Give every entry again, word for word and in full.

Saved entries:
-- BEGIN --

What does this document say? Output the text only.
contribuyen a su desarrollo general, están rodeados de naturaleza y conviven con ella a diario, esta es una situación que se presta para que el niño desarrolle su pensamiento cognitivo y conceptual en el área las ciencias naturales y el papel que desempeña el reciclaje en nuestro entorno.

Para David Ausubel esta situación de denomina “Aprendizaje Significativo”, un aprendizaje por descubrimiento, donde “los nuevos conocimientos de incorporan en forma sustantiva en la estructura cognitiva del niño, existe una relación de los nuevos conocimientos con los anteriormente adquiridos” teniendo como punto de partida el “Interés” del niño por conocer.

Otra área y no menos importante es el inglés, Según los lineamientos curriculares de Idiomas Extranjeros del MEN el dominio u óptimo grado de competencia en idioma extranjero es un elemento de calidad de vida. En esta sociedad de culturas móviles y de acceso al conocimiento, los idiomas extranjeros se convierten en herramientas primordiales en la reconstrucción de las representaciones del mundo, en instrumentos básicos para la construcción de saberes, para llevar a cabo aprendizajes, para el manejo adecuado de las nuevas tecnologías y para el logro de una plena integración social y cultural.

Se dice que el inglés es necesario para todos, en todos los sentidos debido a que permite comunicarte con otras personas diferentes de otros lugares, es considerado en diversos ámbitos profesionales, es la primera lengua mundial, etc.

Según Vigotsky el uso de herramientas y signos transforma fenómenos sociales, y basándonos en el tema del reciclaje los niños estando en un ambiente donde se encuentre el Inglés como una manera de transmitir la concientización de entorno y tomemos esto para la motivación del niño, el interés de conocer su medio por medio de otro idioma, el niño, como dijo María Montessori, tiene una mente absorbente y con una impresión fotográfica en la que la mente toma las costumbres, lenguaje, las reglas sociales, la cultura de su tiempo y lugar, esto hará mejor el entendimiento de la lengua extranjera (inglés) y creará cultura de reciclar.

-- END --

Written answer:
What does this document say? Output the text only.
contribuyen a su desarrollo general, están rodeados de naturaleza y conviven con ella a diario, esta es una situación que se presta para que el niño desarrolle su pensamiento cognitivo y conceptual en el área las ciencias naturales y el papel que desempeña el reciclaje en nuestro entorno.

Para David Ausubel esta situación de denomina “Aprendizaje Significativo”, un aprendizaje por descubrimiento, donde “los nuevos conocimientos de incorporan en forma sustantiva en la estructura cognitiva del niño, existe una relación de los nuevos conocimientos con los anteriormente adquiridos” teniendo como punto de partida el “Interés” del niño por conocer.

Otra área y no menos importante es el inglés, Según los lineamientos curriculares de Idiomas Extranjeros del MEN el dominio u óptimo grado de competencia en idioma extranjero es un elemento de calidad de vida. En esta sociedad de culturas móviles y de acceso al conocimiento, los idiomas extranjeros se convierten en herramientas primordiales en la reconstrucción de las representaciones del mundo, en instrumentos básicos para la construcción de saberes, para llevar a cabo aprendizajes, para el manejo adecuado de las nuevas tecnologías y para el logro de una plena integración social y cultural.

Se dice que el inglés es necesario para todos, en todos los sentidos debido a que permite comunicarte con otras personas diferentes de otros lugares, es considerado en diversos ámbitos profesionales, es la primera lengua mundial, etc.

Según Vigotsky el uso de herramientas y signos transforma fenómenos sociales, y basándonos en el tema del reciclaje los niños estando en un ambiente donde se encuentre el Inglés como una manera de transmitir la concientización de entorno y tomemos esto para la motivación del niño, el interés de conocer su medio por medio de otro idioma, el niño, como dijo María Montessori, tiene una mente absorbente y con una impresión fotográfica en la que la mente toma las costumbres, lenguaje, las reglas sociales, la cultura de su tiempo y lugar, esto hará mejor el entendimiento de la lengua extranjera (inglés) y creará cultura de reciclar.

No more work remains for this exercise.